Exercise details: Quote the lines of the items below word for word, omitting the pictures.
━━━━
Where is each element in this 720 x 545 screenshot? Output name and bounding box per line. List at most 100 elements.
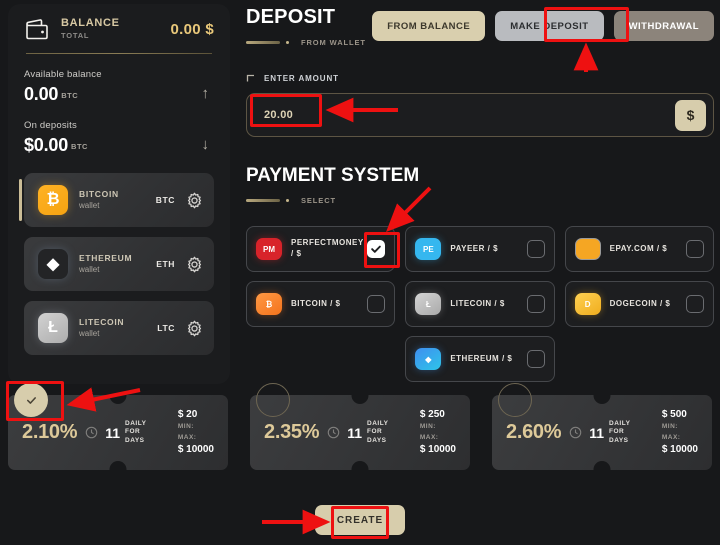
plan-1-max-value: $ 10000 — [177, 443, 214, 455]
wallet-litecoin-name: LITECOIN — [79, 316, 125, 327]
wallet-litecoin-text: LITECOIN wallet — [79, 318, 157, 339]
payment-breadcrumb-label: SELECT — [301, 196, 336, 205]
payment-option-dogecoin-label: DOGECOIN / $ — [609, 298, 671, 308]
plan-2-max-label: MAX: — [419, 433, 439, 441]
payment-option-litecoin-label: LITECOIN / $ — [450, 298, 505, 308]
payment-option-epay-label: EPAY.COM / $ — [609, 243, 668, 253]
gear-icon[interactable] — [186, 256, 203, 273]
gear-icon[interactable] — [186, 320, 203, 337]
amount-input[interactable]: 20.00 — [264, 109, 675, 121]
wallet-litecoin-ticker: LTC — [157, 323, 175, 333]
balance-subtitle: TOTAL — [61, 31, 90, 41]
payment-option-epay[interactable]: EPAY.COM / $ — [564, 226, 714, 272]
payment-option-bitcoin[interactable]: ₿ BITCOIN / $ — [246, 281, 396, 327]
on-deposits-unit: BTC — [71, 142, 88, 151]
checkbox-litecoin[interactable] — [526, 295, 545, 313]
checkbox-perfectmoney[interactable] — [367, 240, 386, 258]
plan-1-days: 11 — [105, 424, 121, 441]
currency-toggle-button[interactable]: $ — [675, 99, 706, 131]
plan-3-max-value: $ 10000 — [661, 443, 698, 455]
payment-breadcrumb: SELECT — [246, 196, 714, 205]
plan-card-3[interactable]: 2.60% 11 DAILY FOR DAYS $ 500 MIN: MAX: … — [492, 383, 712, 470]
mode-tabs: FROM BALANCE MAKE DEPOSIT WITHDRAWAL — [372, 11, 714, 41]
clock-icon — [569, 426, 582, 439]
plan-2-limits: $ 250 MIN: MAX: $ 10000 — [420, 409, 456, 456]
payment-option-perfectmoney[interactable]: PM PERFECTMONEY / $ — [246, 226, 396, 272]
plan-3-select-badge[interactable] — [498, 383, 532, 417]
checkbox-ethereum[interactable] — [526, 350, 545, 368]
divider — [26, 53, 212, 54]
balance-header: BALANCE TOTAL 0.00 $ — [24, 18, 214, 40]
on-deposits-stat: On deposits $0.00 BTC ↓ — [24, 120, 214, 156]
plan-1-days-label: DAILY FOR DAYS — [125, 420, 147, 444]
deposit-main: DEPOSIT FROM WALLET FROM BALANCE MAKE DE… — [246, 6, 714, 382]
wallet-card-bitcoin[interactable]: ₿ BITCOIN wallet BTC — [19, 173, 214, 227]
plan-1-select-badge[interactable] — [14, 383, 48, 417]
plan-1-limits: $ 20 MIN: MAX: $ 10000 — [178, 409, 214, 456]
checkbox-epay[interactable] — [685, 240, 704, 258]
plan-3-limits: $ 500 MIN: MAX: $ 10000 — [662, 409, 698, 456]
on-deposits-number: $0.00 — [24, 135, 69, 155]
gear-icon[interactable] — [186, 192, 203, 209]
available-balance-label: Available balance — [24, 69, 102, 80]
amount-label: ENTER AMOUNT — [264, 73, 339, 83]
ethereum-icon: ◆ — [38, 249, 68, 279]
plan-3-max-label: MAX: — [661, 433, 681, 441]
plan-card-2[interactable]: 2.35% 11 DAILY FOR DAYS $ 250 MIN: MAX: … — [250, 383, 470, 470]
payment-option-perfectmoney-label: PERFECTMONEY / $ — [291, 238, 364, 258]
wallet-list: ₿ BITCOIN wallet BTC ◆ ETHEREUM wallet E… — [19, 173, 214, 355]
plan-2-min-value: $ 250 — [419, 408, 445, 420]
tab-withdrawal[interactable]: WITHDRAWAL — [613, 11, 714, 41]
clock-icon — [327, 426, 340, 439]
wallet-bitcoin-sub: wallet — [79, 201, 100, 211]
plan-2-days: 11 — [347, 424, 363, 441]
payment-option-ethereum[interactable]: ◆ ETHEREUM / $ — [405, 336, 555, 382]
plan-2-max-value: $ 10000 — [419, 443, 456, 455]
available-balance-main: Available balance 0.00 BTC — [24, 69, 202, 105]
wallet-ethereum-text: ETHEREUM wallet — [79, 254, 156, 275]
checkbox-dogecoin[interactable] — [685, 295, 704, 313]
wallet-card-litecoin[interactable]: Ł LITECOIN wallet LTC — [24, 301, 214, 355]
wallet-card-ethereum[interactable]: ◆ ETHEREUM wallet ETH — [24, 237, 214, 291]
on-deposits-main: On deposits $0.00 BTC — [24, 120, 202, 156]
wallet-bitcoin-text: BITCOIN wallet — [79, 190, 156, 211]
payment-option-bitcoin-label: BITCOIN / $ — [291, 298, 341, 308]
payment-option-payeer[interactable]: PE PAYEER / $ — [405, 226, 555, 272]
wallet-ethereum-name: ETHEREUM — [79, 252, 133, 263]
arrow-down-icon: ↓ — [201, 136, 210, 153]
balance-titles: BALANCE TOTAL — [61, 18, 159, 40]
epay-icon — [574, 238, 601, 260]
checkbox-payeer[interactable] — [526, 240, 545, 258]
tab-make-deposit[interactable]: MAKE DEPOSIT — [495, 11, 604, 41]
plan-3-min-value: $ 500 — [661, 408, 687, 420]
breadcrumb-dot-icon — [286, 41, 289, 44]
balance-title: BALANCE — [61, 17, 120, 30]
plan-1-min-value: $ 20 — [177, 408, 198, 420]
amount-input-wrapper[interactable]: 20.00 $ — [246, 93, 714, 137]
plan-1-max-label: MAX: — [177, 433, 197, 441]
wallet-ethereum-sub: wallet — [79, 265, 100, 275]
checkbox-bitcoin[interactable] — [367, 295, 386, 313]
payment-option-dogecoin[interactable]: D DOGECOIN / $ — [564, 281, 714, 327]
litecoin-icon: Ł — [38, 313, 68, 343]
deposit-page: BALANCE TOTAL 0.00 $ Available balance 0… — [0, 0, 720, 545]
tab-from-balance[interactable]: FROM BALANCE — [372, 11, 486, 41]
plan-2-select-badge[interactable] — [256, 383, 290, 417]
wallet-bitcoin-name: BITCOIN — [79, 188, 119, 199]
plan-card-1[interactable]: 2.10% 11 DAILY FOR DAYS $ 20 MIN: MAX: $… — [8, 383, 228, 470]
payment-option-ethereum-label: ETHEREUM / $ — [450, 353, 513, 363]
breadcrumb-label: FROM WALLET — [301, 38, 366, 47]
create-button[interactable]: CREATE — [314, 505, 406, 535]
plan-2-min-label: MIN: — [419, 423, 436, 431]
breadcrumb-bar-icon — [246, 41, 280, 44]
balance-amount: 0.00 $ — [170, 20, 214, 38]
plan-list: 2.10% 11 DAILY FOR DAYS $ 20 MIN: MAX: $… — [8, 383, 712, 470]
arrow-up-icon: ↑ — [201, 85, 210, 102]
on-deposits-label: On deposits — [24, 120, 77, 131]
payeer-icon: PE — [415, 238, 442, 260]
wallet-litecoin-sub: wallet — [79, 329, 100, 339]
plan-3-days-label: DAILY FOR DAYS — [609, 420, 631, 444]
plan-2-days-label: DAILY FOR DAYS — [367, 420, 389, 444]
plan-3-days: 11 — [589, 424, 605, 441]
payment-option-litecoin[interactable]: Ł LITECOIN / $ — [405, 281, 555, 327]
━━━━
Output of the task:
Where is each element in this 720 x 545 screenshot? Output name and bounding box per line. List at most 100 elements.
plan-1-max-value: $ 10000 — [177, 443, 214, 455]
wallet-litecoin-name: LITECOIN — [79, 316, 125, 327]
wallet-litecoin-text: LITECOIN wallet — [79, 318, 157, 339]
payment-breadcrumb-label: SELECT — [301, 196, 336, 205]
payment-option-dogecoin-label: DOGECOIN / $ — [609, 298, 671, 308]
plan-2-max-label: MAX: — [419, 433, 439, 441]
payment-option-litecoin-label: LITECOIN / $ — [450, 298, 505, 308]
payment-option-epay-label: EPAY.COM / $ — [609, 243, 668, 253]
gear-icon[interactable] — [186, 256, 203, 273]
gear-icon[interactable] — [186, 320, 203, 337]
amount-input[interactable]: 20.00 — [264, 109, 675, 121]
wallet-litecoin-ticker: LTC — [157, 323, 175, 333]
balance-subtitle: TOTAL — [61, 31, 90, 41]
payment-option-epay[interactable]: EPAY.COM / $ — [564, 226, 714, 272]
payment-option-bitcoin[interactable]: ₿ BITCOIN / $ — [246, 281, 396, 327]
on-deposits-unit: BTC — [71, 142, 88, 151]
checkbox-litecoin[interactable] — [526, 295, 545, 313]
checkbox-perfectmoney[interactable] — [367, 240, 386, 258]
plan-1-days: 11 — [105, 424, 121, 441]
currency-toggle-button[interactable]: $ — [675, 99, 706, 131]
plan-3-max-value: $ 10000 — [661, 443, 698, 455]
payment-breadcrumb: SELECT — [246, 196, 714, 205]
plan-card-3[interactable]: 2.60% 11 DAILY FOR DAYS $ 500 MIN: MAX: … — [492, 383, 712, 470]
mode-tabs: FROM BALANCE MAKE DEPOSIT WITHDRAWAL — [372, 11, 714, 41]
clock-icon — [569, 426, 582, 439]
plan-2-limits: $ 250 MIN: MAX: $ 10000 — [420, 409, 456, 456]
payment-option-perfectmoney[interactable]: PM PERFECTMONEY / $ — [246, 226, 396, 272]
plan-3-select-badge[interactable] — [498, 383, 532, 417]
checkbox-ethereum[interactable] — [526, 350, 545, 368]
divider — [26, 53, 212, 54]
balance-header: BALANCE TOTAL 0.00 $ — [24, 18, 214, 40]
on-deposits-stat: On deposits $0.00 BTC ↓ — [24, 120, 214, 156]
plan-1-days-label: DAILY FOR DAYS — [125, 420, 147, 444]
deposit-main: DEPOSIT FROM WALLET FROM BALANCE MAKE DE… — [246, 6, 714, 382]
wallet-card-bitcoin[interactable]: ₿ BITCOIN wallet BTC — [19, 173, 214, 227]
plan-1-select-badge[interactable] — [14, 383, 48, 417]
plan-1-limits: $ 20 MIN: MAX: $ 10000 — [178, 409, 214, 456]
checkbox-epay[interactable] — [685, 240, 704, 258]
plan-3-limits: $ 500 MIN: MAX: $ 10000 — [662, 409, 698, 456]
on-deposits-number: $0.00 — [24, 135, 69, 155]
gear-icon[interactable] — [186, 192, 203, 209]
available-balance-label: Available balance — [24, 69, 102, 80]
amount-label: ENTER AMOUNT — [264, 73, 339, 83]
ethereum-icon: ◆ — [38, 249, 68, 279]
plan-3-max-label: MAX: — [661, 433, 681, 441]
plan-card-2[interactable]: 2.35% 11 DAILY FOR DAYS $ 250 MIN: MAX: … — [250, 383, 470, 470]
payment-option-perfectmoney-label: PERFECTMONEY / $ — [291, 238, 364, 258]
wallet-list: ₿ BITCOIN wallet BTC ◆ ETHEREUM wallet E… — [19, 173, 214, 355]
plan-2-min-value: $ 250 — [419, 408, 445, 420]
tab-withdrawal[interactable]: WITHDRAWAL — [613, 11, 714, 41]
clock-icon — [327, 426, 340, 439]
wallet-bitcoin-sub: wallet — [79, 201, 100, 211]
plan-2-days: 11 — [347, 424, 363, 441]
payment-option-ethereum[interactable]: ◆ ETHEREUM / $ — [405, 336, 555, 382]
plan-2-max-value: $ 10000 — [419, 443, 456, 455]
available-balance-main: Available balance 0.00 BTC — [24, 69, 202, 105]
wallet-ethereum-text: ETHEREUM wallet — [79, 254, 156, 275]
checkbox-dogecoin[interactable] — [685, 295, 704, 313]
wallet-card-litecoin[interactable]: Ł LITECOIN wallet LTC — [24, 301, 214, 355]
wallet-card-ethereum[interactable]: ◆ ETHEREUM wallet ETH — [24, 237, 214, 291]
on-deposits-main: On deposits $0.00 BTC — [24, 120, 202, 156]
wallet-bitcoin-text: BITCOIN wallet — [79, 190, 156, 211]
payment-option-bitcoin-label: BITCOIN / $ — [291, 298, 341, 308]
payment-option-payeer[interactable]: PE PAYEER / $ — [405, 226, 555, 272]
wallet-ethereum-name: ETHEREUM — [79, 252, 133, 263]
arrow-down-icon: ↓ — [201, 136, 210, 153]
balance-titles: BALANCE TOTAL — [61, 18, 159, 40]
epay-icon — [574, 238, 601, 260]
checkbox-payeer[interactable] — [526, 240, 545, 258]
tab-make-deposit[interactable]: MAKE DEPOSIT — [495, 11, 604, 41]
plan-3-min-value: $ 500 — [661, 408, 687, 420]
breadcrumb-dot-icon — [286, 41, 289, 44]
balance-title: BALANCE — [61, 17, 120, 30]
plan-1-min-value: $ 20 — [177, 408, 198, 420]
amount-input-wrapper[interactable]: 20.00 $ — [246, 93, 714, 137]
plan-1-max-label: MAX: — [177, 433, 197, 441]
wallet-ethereum-sub: wallet — [79, 265, 100, 275]
checkbox-bitcoin[interactable] — [367, 295, 386, 313]
payment-option-dogecoin[interactable]: D DOGECOIN / $ — [564, 281, 714, 327]
litecoin-icon: Ł — [38, 313, 68, 343]
deposit-page: BALANCE TOTAL 0.00 $ Available balance 0… — [0, 0, 720, 545]
tab-from-balance[interactable]: FROM BALANCE — [372, 11, 486, 41]
plan-2-select-badge[interactable] — [256, 383, 290, 417]
wallet-bitcoin-name: BITCOIN — [79, 188, 119, 199]
plan-card-1[interactable]: 2.10% 11 DAILY FOR DAYS $ 20 MIN: MAX: $… — [8, 383, 228, 470]
payment-option-ethereum-label: ETHEREUM / $ — [450, 353, 513, 363]
breadcrumb-label: FROM WALLET — [301, 38, 366, 47]
create-button[interactable]: CREATE — [314, 505, 406, 535]
plan-2-min-label: MIN: — [419, 423, 436, 431]
breadcrumb-bar-icon — [246, 41, 280, 44]
balance-amount: 0.00 $ — [170, 20, 214, 38]
plan-list: 2.10% 11 DAILY FOR DAYS $ 20 MIN: MAX: $… — [8, 383, 712, 470]
arrow-up-icon: ↑ — [201, 85, 210, 102]
on-deposits-label: On deposits — [24, 120, 77, 131]
payeer-icon: PE — [415, 238, 442, 260]
wallet-litecoin-sub: wallet — [79, 329, 100, 339]
plan-3-days-label: DAILY FOR DAYS — [609, 420, 631, 444]
plan-2-days-label: DAILY FOR DAYS — [367, 420, 389, 444]
plan-3-days: 11 — [589, 424, 605, 441]
payment-option-litecoin[interactable]: Ł LITECOIN / $ — [405, 281, 555, 327]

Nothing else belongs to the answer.